#### Record extracts:
# # # # #
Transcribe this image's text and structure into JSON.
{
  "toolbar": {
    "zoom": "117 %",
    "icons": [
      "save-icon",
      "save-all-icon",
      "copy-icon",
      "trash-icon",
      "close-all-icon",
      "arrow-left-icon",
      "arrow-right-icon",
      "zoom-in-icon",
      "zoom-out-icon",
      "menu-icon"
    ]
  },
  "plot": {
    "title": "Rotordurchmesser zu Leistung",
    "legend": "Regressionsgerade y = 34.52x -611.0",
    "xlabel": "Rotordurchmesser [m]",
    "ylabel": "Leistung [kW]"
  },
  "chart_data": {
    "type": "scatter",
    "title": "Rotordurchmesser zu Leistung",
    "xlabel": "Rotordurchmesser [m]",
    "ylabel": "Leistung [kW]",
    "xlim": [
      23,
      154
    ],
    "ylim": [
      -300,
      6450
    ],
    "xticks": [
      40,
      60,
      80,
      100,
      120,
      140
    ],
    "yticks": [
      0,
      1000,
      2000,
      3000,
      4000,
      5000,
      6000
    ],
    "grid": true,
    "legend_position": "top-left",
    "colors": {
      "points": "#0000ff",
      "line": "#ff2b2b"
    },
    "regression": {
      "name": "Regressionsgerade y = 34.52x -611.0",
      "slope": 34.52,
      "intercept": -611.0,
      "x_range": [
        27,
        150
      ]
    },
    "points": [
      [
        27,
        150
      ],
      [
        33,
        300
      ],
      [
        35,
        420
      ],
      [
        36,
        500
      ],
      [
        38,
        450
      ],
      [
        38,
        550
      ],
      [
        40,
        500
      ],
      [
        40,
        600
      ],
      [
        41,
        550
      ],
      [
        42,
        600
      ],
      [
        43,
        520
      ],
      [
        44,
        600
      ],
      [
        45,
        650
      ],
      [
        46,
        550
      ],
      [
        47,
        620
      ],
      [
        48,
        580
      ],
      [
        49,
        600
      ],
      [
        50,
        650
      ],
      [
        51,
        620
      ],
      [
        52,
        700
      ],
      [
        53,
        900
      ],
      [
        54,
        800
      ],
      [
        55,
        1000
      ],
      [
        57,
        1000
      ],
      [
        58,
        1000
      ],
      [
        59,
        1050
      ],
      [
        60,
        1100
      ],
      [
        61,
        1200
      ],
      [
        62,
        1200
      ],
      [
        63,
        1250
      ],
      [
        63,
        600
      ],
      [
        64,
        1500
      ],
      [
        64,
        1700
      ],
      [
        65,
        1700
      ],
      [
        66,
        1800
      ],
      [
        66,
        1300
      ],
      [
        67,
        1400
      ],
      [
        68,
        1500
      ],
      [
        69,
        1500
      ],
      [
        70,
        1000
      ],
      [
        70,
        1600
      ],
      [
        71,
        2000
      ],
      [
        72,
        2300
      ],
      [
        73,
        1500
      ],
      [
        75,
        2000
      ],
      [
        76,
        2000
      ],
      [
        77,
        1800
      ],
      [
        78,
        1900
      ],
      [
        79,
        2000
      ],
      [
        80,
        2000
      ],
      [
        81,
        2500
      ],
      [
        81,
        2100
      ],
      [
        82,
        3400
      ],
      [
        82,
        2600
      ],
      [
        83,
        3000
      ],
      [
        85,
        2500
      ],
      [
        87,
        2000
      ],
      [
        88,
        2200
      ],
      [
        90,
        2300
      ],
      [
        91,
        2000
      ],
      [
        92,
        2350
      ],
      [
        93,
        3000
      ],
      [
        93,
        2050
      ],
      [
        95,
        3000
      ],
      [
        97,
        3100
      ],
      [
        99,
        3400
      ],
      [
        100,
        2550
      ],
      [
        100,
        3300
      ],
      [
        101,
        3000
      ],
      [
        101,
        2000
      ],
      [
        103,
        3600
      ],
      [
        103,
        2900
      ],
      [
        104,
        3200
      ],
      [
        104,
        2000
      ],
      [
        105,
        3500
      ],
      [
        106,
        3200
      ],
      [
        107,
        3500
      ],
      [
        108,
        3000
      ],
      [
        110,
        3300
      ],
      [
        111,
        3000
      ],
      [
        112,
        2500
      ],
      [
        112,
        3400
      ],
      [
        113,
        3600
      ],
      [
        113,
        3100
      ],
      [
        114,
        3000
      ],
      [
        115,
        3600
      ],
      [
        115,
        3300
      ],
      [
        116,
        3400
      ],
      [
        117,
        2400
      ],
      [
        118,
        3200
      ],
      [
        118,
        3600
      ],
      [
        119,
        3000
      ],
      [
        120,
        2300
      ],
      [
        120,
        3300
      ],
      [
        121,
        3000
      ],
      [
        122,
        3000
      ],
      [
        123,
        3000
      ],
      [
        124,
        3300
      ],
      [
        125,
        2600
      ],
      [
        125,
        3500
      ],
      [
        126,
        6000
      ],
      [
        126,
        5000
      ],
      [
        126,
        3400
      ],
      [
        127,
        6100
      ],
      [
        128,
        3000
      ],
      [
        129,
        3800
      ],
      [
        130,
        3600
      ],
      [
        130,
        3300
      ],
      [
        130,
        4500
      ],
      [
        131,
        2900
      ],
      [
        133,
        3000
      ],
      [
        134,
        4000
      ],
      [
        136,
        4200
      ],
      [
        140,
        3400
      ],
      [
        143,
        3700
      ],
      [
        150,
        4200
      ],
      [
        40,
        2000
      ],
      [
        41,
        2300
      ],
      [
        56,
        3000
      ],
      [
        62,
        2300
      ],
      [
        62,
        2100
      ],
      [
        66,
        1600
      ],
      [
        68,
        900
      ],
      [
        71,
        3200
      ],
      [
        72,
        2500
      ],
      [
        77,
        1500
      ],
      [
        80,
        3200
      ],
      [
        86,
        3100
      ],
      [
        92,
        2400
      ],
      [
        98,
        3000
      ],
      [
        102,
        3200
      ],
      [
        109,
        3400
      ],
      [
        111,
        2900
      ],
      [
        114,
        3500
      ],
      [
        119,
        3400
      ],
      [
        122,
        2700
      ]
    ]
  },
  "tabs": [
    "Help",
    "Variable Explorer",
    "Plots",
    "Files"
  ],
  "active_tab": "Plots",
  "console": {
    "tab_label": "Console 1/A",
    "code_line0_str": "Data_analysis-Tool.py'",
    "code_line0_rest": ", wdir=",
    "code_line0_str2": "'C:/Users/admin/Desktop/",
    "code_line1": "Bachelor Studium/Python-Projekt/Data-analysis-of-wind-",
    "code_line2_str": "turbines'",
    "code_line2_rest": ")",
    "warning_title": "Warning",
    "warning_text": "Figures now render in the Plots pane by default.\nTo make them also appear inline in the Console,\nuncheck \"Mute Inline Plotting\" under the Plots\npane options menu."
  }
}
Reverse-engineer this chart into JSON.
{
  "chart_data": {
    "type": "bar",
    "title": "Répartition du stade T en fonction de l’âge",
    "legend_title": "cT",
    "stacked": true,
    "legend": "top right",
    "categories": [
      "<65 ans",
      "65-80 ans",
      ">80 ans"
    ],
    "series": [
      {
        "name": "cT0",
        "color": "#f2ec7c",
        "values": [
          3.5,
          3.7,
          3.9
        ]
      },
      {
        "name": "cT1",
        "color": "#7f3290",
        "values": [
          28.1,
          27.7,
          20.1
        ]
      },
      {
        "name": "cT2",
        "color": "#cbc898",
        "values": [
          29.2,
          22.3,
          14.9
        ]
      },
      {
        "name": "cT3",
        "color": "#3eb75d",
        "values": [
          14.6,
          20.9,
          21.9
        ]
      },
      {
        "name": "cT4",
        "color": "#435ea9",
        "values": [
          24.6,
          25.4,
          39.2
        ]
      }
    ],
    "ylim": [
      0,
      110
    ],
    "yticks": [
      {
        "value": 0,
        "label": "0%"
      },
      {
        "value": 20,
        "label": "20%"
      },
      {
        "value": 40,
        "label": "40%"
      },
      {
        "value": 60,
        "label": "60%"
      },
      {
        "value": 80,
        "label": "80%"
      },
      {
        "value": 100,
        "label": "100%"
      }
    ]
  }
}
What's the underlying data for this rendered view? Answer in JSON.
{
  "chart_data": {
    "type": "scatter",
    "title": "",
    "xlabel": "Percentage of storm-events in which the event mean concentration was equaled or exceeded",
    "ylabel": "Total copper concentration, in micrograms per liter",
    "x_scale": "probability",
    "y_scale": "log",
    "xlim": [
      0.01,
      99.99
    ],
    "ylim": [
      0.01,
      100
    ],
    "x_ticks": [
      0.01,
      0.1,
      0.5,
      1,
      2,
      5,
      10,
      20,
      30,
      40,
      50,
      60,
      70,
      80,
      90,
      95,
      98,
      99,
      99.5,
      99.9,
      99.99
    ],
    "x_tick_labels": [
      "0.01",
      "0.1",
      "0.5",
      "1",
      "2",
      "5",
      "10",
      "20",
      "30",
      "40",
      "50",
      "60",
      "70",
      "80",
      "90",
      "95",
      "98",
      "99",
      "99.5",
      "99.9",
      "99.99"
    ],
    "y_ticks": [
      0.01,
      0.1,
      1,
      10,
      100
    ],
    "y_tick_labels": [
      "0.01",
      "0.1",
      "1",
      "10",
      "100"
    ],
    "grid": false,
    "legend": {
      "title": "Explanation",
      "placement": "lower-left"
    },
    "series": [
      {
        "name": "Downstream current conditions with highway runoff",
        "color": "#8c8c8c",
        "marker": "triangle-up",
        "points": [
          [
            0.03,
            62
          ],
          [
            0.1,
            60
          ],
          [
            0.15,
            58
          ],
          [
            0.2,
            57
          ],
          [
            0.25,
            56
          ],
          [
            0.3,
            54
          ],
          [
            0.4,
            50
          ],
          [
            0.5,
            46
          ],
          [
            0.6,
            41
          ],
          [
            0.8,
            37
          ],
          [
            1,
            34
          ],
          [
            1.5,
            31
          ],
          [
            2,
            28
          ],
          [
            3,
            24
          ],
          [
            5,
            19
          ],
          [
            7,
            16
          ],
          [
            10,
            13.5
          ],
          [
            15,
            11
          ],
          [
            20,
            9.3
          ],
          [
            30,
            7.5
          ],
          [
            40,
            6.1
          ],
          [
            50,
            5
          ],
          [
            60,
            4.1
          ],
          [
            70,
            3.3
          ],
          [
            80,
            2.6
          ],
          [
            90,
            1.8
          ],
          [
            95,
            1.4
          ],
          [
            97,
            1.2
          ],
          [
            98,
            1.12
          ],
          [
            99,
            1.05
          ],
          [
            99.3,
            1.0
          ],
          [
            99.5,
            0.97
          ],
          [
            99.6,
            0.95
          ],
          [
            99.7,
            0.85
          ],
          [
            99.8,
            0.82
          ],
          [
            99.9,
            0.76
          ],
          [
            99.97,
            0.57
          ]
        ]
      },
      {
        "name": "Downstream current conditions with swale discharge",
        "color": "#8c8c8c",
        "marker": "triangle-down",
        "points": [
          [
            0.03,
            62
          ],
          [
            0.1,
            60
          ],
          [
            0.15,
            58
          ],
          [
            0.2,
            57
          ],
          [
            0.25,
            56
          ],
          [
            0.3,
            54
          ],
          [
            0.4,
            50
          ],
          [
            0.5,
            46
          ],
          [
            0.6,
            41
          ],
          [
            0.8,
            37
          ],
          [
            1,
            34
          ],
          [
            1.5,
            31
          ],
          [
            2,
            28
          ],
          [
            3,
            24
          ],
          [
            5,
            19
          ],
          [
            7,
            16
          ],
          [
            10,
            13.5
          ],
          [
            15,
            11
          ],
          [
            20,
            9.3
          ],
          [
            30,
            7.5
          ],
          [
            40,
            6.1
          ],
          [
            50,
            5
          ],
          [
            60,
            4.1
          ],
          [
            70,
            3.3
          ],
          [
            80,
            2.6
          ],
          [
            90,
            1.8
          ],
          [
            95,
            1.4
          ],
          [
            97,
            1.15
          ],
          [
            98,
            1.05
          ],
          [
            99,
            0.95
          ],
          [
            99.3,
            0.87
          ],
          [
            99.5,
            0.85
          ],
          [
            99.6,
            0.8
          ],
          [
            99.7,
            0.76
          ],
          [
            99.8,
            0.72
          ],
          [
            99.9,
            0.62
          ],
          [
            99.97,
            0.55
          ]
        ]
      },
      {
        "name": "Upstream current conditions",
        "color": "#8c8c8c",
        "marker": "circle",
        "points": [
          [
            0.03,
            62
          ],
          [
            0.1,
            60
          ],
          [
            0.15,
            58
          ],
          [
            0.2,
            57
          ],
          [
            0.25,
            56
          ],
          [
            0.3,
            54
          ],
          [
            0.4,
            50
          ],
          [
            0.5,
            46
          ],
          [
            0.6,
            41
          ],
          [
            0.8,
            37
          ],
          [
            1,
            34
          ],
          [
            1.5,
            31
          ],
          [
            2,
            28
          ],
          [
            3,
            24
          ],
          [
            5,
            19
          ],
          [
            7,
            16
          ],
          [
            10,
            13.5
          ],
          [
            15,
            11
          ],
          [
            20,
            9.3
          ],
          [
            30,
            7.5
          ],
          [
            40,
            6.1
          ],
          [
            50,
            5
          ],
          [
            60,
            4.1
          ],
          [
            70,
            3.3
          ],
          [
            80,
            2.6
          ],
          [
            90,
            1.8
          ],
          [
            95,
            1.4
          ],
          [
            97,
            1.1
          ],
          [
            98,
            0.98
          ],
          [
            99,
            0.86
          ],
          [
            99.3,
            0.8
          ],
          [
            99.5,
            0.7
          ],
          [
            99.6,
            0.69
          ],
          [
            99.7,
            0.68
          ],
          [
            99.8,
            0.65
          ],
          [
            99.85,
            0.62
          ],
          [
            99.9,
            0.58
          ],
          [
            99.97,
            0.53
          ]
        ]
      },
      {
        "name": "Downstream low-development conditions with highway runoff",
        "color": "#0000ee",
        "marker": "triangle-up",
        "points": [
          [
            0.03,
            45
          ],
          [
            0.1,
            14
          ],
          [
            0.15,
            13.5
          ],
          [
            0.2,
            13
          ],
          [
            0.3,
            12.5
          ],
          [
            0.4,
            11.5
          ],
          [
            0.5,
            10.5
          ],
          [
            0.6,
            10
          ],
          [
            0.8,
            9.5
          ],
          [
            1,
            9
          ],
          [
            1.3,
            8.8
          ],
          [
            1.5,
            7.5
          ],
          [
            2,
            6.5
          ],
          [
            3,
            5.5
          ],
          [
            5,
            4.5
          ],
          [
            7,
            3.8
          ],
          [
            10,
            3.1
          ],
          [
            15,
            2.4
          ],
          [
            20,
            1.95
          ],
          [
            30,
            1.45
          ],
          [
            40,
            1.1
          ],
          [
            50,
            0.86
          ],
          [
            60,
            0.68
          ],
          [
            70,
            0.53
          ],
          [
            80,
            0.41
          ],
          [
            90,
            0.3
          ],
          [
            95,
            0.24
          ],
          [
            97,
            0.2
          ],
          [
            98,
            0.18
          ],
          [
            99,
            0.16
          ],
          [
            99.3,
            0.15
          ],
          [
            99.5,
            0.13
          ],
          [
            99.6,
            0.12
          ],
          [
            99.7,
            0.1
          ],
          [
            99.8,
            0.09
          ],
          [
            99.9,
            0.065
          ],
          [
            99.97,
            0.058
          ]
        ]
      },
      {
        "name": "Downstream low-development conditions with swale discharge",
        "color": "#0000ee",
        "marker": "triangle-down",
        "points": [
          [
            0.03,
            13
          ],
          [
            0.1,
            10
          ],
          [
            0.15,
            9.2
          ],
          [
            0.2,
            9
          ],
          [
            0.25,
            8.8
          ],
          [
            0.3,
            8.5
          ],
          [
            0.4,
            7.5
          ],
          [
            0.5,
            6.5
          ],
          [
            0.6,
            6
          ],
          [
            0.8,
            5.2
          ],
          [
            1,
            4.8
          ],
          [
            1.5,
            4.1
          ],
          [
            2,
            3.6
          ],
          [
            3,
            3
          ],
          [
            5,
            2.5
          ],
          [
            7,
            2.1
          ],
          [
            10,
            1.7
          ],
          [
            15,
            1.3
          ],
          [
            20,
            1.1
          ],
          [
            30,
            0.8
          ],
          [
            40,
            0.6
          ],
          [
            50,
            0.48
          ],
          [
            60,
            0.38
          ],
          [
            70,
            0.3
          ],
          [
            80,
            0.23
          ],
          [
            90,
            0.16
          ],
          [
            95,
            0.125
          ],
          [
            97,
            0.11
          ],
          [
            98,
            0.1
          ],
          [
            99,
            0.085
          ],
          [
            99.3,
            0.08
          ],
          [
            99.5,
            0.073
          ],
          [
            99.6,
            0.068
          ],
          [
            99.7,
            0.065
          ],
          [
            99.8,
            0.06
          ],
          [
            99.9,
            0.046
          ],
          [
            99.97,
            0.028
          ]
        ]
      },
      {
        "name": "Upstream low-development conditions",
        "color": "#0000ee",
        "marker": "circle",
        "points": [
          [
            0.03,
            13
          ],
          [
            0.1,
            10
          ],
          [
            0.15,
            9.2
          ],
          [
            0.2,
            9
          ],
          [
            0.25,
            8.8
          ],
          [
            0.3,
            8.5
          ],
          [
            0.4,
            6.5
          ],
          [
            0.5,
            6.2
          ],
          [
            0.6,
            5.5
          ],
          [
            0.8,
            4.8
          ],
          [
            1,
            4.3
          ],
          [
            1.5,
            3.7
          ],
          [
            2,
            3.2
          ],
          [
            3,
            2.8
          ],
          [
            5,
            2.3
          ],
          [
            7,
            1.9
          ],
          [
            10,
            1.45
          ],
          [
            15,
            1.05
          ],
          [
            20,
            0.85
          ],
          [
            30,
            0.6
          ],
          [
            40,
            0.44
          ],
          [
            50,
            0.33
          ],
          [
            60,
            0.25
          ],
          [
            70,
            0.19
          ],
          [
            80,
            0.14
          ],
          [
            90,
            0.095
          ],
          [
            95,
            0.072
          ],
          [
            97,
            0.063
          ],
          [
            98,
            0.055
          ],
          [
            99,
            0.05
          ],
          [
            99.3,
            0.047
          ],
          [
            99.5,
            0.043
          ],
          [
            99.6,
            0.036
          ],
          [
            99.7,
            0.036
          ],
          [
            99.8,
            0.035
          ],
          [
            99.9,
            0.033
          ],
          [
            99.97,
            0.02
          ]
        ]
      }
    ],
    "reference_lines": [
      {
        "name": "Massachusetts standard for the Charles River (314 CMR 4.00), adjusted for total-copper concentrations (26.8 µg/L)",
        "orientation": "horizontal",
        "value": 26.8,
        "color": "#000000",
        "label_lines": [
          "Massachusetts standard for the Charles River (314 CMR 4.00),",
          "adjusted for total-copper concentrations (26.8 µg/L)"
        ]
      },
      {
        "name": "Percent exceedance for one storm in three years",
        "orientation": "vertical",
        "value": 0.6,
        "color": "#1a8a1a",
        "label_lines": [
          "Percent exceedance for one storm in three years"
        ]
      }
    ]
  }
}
# # # # #
#### Written problem:
Reply with nothing but the number of lines that contain the word "this".

#### Final result:
3